Start

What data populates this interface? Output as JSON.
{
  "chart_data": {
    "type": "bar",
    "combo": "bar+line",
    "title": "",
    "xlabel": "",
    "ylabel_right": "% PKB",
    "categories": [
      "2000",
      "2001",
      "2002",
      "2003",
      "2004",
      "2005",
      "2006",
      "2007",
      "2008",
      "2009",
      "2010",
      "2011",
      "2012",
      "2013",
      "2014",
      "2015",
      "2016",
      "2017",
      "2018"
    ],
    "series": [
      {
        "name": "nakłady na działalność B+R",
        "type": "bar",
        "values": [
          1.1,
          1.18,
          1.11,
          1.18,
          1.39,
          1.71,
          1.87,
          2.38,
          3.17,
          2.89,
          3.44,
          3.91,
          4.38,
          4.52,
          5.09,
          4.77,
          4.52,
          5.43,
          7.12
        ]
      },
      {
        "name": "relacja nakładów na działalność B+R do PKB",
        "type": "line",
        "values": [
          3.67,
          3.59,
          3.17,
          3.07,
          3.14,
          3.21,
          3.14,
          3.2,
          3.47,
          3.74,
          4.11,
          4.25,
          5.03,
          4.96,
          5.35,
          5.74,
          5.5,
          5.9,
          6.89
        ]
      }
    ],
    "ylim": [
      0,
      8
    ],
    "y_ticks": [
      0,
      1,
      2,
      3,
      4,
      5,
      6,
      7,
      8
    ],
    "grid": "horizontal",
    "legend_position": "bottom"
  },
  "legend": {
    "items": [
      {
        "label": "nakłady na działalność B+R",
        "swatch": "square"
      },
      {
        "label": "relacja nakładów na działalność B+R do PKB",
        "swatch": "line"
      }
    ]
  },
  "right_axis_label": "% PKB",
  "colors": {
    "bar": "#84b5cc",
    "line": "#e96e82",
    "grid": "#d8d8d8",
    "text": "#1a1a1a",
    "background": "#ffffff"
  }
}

End

Instructions for the task »
Extract all of the data shown above and repeat it verbatim.

Response to the task »
What data populates this interface? Output as JSON.
{
  "chart_data": {
    "type": "bar",
    "combo": "bar+line",
    "title": "",
    "xlabel": "",
    "ylabel_right": "% PKB",
    "categories": [
      "2000",
      "2001",
      "2002",
      "2003",
      "2004",
      "2005",
      "2006",
      "2007",
      "2008",
      "2009",
      "2010",
      "2011",
      "2012",
      "2013",
      "2014",
      "2015",
      "2016",
      "2017",
      "2018"
    ],
    "series": [
      {
        "name": "nakłady na działalność B+R",
        "type": "bar",
        "values": [
          1.1,
          1.18,
          1.11,
          1.18,
          1.39,
          1.71,
          1.87,
          2.38,
          3.17,
          2.89,
          3.44,
          3.91,
          4.38,
          4.52,
          5.09,
          4.77,
          4.52,
          5.43,
          7.12
        ]
      },
      {
        "name": "relacja nakładów na działalność B+R do PKB",
        "type": "line",
        "values": [
          3.67,
          3.59,
          3.17,
          3.07,
          3.14,
          3.21,
          3.14,
          3.2,
          3.47,
          3.74,
          4.11,
          4.25,
          5.03,
          4.96,
          5.35,
          5.74,
          5.5,
          5.9,
          6.89
        ]
      }
    ],
    "ylim": [
      0,
      8
    ],
    "y_ticks": [
      0,
      1,
      2,
      3,
      4,
      5,
      6,
      7,
      8
    ],
    "grid": "horizontal",
    "legend_position": "bottom"
  },
  "legend": {
    "items": [
      {
        "label": "nakłady na działalność B+R",
        "swatch": "square"
      },
      {
        "label": "relacja nakładów na działalność B+R do PKB",
        "swatch": "line"
      }
    ]
  },
  "right_axis_label": "% PKB",
  "colors": {
    "bar": "#84b5cc",
    "line": "#e96e82",
    "grid": "#d8d8d8",
    "text": "#1a1a1a",
    "background": "#ffffff"
  }
}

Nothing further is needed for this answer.